* [TASK INSTRUCTIONS] Identify every line containing the word "Industry" and reproduce each one.

* [Stored data entries]
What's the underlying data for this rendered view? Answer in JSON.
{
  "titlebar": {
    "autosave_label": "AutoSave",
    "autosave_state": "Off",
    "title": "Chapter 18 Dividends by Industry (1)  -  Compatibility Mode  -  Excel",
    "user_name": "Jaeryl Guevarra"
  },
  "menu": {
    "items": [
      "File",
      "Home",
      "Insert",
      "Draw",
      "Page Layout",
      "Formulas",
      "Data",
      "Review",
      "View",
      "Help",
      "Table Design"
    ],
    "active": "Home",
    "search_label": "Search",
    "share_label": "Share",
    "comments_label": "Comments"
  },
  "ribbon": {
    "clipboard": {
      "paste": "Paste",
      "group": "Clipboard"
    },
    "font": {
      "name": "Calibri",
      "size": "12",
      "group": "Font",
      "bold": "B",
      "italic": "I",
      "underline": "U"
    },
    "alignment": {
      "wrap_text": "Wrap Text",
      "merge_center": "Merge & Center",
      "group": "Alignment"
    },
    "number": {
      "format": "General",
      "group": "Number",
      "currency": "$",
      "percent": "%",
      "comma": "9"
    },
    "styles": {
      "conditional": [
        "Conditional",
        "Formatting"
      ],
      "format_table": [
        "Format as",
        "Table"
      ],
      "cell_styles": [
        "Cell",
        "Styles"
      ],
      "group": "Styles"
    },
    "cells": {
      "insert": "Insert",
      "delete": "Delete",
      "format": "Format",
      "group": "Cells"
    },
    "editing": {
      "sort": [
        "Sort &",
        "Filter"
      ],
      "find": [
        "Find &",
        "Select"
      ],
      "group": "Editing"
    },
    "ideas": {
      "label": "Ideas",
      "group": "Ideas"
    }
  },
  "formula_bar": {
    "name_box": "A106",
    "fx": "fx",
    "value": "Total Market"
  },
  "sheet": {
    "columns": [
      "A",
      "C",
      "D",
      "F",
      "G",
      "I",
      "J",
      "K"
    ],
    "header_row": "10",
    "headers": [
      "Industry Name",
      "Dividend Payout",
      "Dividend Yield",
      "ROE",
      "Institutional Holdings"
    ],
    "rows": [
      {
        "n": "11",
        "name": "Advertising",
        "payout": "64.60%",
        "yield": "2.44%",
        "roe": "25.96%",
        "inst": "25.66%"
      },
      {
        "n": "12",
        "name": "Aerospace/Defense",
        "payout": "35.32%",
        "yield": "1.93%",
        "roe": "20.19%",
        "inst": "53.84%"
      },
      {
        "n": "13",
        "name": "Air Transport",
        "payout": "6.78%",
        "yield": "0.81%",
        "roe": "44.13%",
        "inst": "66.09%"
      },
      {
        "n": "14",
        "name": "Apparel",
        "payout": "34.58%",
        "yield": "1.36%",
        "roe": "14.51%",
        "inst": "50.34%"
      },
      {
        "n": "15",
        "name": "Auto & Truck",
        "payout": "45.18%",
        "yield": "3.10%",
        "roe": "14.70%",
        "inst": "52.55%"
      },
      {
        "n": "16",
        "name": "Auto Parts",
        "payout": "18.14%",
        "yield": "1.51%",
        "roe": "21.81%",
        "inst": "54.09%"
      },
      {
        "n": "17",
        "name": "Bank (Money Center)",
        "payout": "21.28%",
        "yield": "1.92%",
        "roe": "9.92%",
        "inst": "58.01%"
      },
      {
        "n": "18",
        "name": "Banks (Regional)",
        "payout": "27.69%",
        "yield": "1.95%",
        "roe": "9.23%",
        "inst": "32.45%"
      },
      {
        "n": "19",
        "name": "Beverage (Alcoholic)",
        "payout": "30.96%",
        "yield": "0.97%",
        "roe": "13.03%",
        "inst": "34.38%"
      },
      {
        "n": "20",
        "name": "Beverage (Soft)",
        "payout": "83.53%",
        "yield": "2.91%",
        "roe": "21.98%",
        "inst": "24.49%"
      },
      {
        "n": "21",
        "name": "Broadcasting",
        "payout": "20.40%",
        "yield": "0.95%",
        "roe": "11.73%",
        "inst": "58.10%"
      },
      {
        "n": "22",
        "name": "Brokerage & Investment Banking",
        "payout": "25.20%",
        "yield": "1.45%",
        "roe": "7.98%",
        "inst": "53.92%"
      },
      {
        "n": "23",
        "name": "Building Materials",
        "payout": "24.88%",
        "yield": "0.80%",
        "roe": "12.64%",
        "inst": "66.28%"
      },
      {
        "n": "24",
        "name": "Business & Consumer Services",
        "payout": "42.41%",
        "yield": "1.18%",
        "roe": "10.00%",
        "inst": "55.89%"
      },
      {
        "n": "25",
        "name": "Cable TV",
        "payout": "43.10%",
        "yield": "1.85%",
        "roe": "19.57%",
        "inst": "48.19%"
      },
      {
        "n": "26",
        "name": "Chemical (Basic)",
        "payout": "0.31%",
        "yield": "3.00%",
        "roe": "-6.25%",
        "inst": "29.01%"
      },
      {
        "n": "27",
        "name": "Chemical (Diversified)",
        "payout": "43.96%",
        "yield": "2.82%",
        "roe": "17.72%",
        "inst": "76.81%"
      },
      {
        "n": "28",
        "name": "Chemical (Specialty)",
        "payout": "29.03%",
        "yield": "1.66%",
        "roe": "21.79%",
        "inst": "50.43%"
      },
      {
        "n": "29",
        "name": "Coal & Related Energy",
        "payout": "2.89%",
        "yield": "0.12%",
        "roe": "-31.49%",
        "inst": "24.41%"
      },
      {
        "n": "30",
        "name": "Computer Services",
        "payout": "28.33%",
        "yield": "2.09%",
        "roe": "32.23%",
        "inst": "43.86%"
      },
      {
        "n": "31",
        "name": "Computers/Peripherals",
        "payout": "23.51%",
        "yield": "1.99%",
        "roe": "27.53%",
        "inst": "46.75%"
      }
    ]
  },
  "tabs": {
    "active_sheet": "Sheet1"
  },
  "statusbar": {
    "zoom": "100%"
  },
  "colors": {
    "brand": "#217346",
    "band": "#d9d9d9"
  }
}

* [WRITTEN REPLY]
    "title": "Chapter 18 Dividends by Industry (1)  -  Compatibility Mode  -  Excel",
      "Industry Name",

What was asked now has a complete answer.